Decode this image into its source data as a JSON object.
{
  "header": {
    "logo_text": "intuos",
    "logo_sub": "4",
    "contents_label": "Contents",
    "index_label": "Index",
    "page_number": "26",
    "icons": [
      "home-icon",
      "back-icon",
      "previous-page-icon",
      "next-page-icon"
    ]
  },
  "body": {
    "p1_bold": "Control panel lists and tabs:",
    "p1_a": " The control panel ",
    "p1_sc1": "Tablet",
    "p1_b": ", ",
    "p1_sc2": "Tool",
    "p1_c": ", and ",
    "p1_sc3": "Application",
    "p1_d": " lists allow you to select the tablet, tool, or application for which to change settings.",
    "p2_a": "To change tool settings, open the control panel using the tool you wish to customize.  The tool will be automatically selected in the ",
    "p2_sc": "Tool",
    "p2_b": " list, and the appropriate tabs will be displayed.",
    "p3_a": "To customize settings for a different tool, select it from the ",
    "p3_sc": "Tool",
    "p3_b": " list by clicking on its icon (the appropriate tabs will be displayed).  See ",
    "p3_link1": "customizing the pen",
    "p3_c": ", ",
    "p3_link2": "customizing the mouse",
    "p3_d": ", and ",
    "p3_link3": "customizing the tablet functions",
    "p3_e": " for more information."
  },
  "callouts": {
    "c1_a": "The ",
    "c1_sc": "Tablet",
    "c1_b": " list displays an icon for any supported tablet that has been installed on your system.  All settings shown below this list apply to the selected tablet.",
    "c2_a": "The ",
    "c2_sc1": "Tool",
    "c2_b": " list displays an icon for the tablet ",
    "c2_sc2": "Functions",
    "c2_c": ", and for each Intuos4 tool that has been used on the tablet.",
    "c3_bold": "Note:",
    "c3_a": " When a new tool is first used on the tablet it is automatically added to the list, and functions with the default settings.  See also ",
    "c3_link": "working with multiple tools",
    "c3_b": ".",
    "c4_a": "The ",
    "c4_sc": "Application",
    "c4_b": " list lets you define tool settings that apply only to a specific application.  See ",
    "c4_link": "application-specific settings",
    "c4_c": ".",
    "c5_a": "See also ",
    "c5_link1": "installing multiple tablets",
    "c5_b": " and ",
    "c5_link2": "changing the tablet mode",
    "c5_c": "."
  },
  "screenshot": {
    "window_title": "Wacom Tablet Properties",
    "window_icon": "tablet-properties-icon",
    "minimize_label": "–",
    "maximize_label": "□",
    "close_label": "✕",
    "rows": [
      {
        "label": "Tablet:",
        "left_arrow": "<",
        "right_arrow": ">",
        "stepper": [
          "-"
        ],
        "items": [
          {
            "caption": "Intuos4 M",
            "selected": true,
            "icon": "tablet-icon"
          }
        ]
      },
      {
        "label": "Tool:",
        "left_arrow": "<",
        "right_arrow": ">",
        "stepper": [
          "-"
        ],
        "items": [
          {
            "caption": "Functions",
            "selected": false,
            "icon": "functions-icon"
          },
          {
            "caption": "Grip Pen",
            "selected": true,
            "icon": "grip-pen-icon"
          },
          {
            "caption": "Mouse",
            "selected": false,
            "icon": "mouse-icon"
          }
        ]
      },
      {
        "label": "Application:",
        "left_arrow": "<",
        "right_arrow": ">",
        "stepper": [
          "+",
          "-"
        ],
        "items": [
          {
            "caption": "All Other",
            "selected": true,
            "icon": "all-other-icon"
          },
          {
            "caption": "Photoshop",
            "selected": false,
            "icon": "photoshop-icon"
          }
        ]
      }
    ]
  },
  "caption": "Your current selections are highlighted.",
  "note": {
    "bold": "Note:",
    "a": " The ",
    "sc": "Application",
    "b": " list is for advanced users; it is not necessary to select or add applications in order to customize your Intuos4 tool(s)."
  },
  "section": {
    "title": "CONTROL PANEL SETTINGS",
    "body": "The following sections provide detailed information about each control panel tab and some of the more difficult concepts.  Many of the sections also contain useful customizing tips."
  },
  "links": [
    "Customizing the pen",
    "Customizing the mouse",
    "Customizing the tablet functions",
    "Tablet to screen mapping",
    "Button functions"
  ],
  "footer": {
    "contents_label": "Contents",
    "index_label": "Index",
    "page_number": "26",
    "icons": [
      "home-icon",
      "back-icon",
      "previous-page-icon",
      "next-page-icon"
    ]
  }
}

Task description.
Give back each line above precisely as it stands.

Output of the exercise.
Decode this image into its source data as a JSON object.
{
  "header": {
    "logo_text": "intuos",
    "logo_sub": "4",
    "contents_label": "Contents",
    "index_label": "Index",
    "page_number": "26",
    "icons": [
      "home-icon",
      "back-icon",
      "previous-page-icon",
      "next-page-icon"
    ]
  },
  "body": {
    "p1_bold": "Control panel lists and tabs:",
    "p1_a": " The control panel ",
    "p1_sc1": "Tablet",
    "p1_b": ", ",
    "p1_sc2": "Tool",
    "p1_c": ", and ",
    "p1_sc3": "Application",
    "p1_d": " lists allow you to select the tablet, tool, or application for which to change settings.",
    "p2_a": "To change tool settings, open the control panel using the tool you wish to customize.  The tool will be automatically selected in the ",
    "p2_sc": "Tool",
    "p2_b": " list, and the appropriate tabs will be displayed.",
    "p3_a": "To customize settings for a different tool, select it from the ",
    "p3_sc": "Tool",
    "p3_b": " list by clicking on its icon (the appropriate tabs will be displayed).  See ",
    "p3_link1": "customizing the pen",
    "p3_c": ", ",
    "p3_link2": "customizing the mouse",
    "p3_d": ", and ",
    "p3_link3": "customizing the tablet functions",
    "p3_e": " for more information."
  },
  "callouts": {
    "c1_a": "The ",
    "c1_sc": "Tablet",
    "c1_b": " list displays an icon for any supported tablet that has been installed on your system.  All settings shown below this list apply to the selected tablet.",
    "c2_a": "The ",
    "c2_sc1": "Tool",
    "c2_b": " list displays an icon for the tablet ",
    "c2_sc2": "Functions",
    "c2_c": ", and for each Intuos4 tool that has been used on the tablet.",
    "c3_bold": "Note:",
    "c3_a": " When a new tool is first used on the tablet it is automatically added to the list, and functions with the default settings.  See also ",
    "c3_link": "working with multiple tools",
    "c3_b": ".",
    "c4_a": "The ",
    "c4_sc": "Application",
    "c4_b": " list lets you define tool settings that apply only to a specific application.  See ",
    "c4_link": "application-specific settings",
    "c4_c": ".",
    "c5_a": "See also ",
    "c5_link1": "installing multiple tablets",
    "c5_b": " and ",
    "c5_link2": "changing the tablet mode",
    "c5_c": "."
  },
  "screenshot": {
    "window_title": "Wacom Tablet Properties",
    "window_icon": "tablet-properties-icon",
    "minimize_label": "–",
    "maximize_label": "□",
    "close_label": "✕",
    "rows": [
      {
        "label": "Tablet:",
        "left_arrow": "<",
        "right_arrow": ">",
        "stepper": [
          "-"
        ],
        "items": [
          {
            "caption": "Intuos4 M",
            "selected": true,
            "icon": "tablet-icon"
          }
        ]
      },
      {
        "label": "Tool:",
        "left_arrow": "<",
        "right_arrow": ">",
        "stepper": [
          "-"
        ],
        "items": [
          {
            "caption": "Functions",
            "selected": false,
            "icon": "functions-icon"
          },
          {
            "caption": "Grip Pen",
            "selected": true,
            "icon": "grip-pen-icon"
          },
          {
            "caption": "Mouse",
            "selected": false,
            "icon": "mouse-icon"
          }
        ]
      },
      {
        "label": "Application:",
        "left_arrow": "<",
        "right_arrow": ">",
        "stepper": [
          "+",
          "-"
        ],
        "items": [
          {
            "caption": "All Other",
            "selected": true,
            "icon": "all-other-icon"
          },
          {
            "caption": "Photoshop",
            "selected": false,
            "icon": "photoshop-icon"
          }
        ]
      }
    ]
  },
  "caption": "Your current selections are highlighted.",
  "note": {
    "bold": "Note:",
    "a": " The ",
    "sc": "Application",
    "b": " list is for advanced users; it is not necessary to select or add applications in order to customize your Intuos4 tool(s)."
  },
  "section": {
    "title": "CONTROL PANEL SETTINGS",
    "body": "The following sections provide detailed information about each control panel tab and some of the more difficult concepts.  Many of the sections also contain useful customizing tips."
  },
  "links": [
    "Customizing the pen",
    "Customizing the mouse",
    "Customizing the tablet functions",
    "Tablet to screen mapping",
    "Button functions"
  ],
  "footer": {
    "contents_label": "Contents",
    "index_label": "Index",
    "page_number": "26",
    "icons": [
      "home-icon",
      "back-icon",
      "previous-page-icon",
      "next-page-icon"
    ]
  }
}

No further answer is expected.